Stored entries

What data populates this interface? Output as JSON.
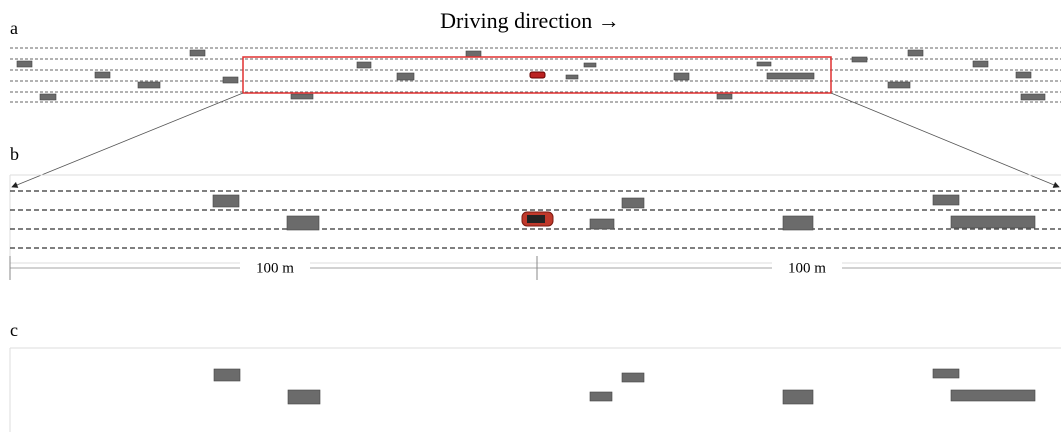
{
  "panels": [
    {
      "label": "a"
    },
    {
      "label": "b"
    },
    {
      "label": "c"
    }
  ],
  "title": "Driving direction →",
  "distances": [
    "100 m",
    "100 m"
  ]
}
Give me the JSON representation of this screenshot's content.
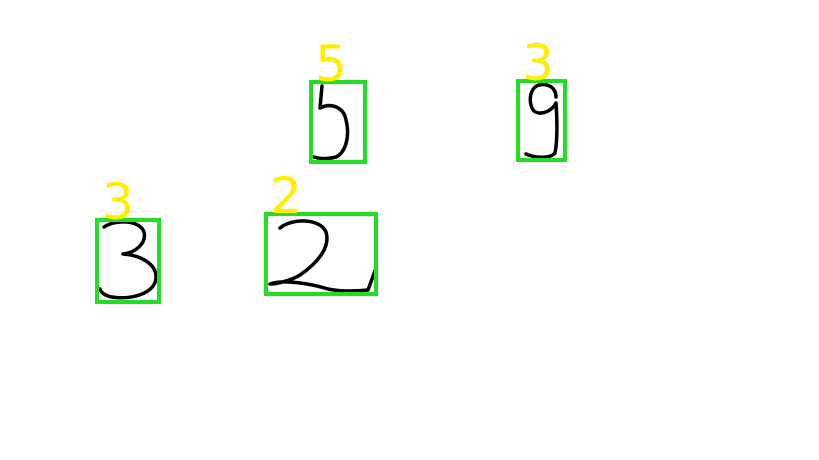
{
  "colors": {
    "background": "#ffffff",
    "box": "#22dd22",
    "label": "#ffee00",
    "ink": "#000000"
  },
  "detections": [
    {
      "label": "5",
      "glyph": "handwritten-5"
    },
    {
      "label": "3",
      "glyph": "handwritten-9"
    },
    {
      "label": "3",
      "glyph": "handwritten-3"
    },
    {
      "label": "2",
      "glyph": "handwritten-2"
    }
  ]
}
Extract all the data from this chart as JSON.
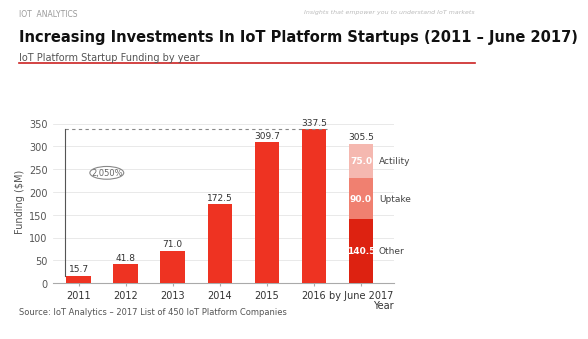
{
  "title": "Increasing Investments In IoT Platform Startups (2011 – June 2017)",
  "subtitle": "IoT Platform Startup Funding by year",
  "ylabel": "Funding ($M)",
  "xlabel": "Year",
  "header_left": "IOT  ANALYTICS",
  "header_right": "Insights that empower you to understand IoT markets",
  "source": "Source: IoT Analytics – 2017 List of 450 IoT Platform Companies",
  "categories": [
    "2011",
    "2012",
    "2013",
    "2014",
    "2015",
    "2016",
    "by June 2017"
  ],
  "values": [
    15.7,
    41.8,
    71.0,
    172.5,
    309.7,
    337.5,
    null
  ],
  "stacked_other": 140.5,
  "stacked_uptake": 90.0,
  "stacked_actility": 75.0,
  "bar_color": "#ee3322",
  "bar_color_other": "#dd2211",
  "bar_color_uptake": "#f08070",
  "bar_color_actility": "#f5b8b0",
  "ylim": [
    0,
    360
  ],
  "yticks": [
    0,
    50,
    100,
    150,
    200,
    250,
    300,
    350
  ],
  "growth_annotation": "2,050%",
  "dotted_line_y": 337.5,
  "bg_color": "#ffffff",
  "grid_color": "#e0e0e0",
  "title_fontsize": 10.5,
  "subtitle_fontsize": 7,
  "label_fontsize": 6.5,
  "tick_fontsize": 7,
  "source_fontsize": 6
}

* [What the task asks]: Copy the whole listing above word for word but do not carry over the pictures.

* [Exercise solution]:
What data populates this interface? Output as JSON.
{
  "panels": [
    {
      "label": "a"
    },
    {
      "label": "b"
    },
    {
      "label": "c"
    }
  ],
  "title": "Driving direction →",
  "distances": [
    "100 m",
    "100 m"
  ]
}
Give me the JSON representation of this screenshot's content.
{
  "colors": {
    "background": "#ffffff",
    "box": "#22dd22",
    "label": "#ffee00",
    "ink": "#000000"
  },
  "detections": [
    {
      "label": "5",
      "glyph": "handwritten-5"
    },
    {
      "label": "3",
      "glyph": "handwritten-9"
    },
    {
      "label": "3",
      "glyph": "handwritten-3"
    },
    {
      "label": "2",
      "glyph": "handwritten-2"
    }
  ]
}
Extract all the data from this chart as JSON.
{
  "title": "Increasing Investments In IoT Platform Startups (2011 – June 2017)",
  "subtitle": "IoT Platform Startup Funding by year",
  "ylabel": "Funding ($M)",
  "xlabel": "Year",
  "header_left": "IOT  ANALYTICS",
  "header_right": "Insights that empower you to understand IoT markets",
  "source": "Source: IoT Analytics – 2017 List of 450 IoT Platform Companies",
  "categories": [
    "2011",
    "2012",
    "2013",
    "2014",
    "2015",
    "2016",
    "by June 2017"
  ],
  "values": [
    15.7,
    41.8,
    71.0,
    172.5,
    309.7,
    337.5,
    null
  ],
  "stacked_other": 140.5,
  "stacked_uptake": 90.0,
  "stacked_actility": 75.0,
  "bar_color": "#ee3322",
  "bar_color_other": "#dd2211",
  "bar_color_uptake": "#f08070",
  "bar_color_actility": "#f5b8b0",
  "ylim": [
    0,
    360
  ],
  "yticks": [
    0,
    50,
    100,
    150,
    200,
    250,
    300,
    350
  ],
  "growth_annotation": "2,050%",
  "dotted_line_y": 337.5,
  "bg_color": "#ffffff",
  "grid_color": "#e0e0e0",
  "title_fontsize": 10.5,
  "subtitle_fontsize": 7,
  "label_fontsize": 6.5,
  "tick_fontsize": 7,
  "source_fontsize": 6
}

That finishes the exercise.